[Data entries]
= = =
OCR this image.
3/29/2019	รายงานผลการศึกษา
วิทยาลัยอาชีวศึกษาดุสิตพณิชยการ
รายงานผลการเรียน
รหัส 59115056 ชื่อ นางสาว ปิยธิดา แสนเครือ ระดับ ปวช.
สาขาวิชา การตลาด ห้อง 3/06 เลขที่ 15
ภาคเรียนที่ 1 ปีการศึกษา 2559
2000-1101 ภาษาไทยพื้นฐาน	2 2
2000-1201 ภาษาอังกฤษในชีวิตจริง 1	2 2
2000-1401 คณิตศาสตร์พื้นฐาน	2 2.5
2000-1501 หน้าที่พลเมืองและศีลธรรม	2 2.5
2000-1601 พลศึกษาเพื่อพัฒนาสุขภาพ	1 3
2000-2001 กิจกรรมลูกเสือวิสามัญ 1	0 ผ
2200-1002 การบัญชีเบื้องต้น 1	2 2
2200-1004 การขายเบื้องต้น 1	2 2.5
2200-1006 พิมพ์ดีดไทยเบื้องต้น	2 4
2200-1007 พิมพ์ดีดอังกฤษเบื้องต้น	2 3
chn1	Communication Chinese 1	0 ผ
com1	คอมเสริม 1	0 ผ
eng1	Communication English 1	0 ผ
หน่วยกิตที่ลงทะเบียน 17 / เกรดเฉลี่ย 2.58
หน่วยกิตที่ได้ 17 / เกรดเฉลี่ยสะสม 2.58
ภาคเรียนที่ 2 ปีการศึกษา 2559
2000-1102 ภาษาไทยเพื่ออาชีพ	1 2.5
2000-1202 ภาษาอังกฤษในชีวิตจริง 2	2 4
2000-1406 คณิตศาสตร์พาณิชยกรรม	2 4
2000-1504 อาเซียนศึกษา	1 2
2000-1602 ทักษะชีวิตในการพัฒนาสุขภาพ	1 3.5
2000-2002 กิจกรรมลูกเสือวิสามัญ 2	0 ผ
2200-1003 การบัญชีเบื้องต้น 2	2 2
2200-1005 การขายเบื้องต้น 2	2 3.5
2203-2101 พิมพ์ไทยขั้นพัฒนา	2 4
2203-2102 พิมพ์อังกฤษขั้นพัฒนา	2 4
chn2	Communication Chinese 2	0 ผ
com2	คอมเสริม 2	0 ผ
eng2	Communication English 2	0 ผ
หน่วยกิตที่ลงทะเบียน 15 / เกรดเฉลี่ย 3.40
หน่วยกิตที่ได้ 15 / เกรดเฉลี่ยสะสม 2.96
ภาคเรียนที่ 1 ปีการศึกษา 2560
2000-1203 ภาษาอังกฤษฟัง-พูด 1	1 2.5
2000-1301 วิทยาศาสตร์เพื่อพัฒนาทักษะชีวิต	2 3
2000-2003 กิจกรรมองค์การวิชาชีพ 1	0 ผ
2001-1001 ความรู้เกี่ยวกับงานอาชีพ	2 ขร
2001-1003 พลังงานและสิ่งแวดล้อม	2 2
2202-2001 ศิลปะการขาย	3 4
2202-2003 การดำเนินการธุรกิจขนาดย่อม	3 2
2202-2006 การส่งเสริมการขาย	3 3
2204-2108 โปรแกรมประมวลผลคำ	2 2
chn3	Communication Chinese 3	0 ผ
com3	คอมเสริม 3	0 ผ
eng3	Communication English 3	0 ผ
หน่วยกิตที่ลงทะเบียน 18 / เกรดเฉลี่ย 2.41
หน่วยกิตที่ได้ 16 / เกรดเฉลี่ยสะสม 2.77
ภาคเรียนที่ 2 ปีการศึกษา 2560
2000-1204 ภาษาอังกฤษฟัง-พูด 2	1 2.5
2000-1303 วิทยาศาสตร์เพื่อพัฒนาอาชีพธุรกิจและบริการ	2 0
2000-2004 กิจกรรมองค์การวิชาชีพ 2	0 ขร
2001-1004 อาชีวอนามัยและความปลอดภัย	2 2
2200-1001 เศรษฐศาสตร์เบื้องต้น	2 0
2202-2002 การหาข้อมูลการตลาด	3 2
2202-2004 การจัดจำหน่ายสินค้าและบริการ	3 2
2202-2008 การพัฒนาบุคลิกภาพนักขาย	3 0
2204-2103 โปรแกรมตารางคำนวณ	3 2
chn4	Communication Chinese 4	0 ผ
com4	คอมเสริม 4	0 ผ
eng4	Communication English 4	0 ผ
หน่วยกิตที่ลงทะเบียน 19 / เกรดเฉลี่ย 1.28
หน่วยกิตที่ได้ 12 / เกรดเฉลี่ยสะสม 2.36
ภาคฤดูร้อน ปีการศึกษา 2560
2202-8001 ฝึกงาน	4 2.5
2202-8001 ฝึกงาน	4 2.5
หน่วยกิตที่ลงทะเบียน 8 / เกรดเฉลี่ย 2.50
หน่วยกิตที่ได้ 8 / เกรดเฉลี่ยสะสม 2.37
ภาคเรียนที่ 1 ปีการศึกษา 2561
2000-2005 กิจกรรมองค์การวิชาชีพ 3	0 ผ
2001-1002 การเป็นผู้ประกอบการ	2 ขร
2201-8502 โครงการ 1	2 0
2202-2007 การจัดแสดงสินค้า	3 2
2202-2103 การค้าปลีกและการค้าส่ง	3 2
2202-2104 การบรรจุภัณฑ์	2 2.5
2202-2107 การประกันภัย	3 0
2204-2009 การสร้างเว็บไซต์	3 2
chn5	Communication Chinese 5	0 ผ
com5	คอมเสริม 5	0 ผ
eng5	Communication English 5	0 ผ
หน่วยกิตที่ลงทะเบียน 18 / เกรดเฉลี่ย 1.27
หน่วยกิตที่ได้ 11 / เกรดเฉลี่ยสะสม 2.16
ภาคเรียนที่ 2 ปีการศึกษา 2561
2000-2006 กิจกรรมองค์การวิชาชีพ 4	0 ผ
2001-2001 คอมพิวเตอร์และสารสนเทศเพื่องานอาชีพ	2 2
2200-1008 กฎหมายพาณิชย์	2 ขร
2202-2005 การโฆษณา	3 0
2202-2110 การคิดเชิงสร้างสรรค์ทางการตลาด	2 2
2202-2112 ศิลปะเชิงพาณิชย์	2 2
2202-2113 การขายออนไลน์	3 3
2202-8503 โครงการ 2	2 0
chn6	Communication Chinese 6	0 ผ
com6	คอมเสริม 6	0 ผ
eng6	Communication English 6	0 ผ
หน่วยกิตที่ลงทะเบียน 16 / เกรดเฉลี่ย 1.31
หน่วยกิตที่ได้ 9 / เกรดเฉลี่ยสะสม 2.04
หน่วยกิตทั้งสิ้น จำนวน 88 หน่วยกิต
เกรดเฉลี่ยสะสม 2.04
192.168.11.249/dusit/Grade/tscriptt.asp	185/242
= = =
Direction: Go through the material above and count the lines that contain "งกฤษในช"; answer with the number alone.

Problem solution: 2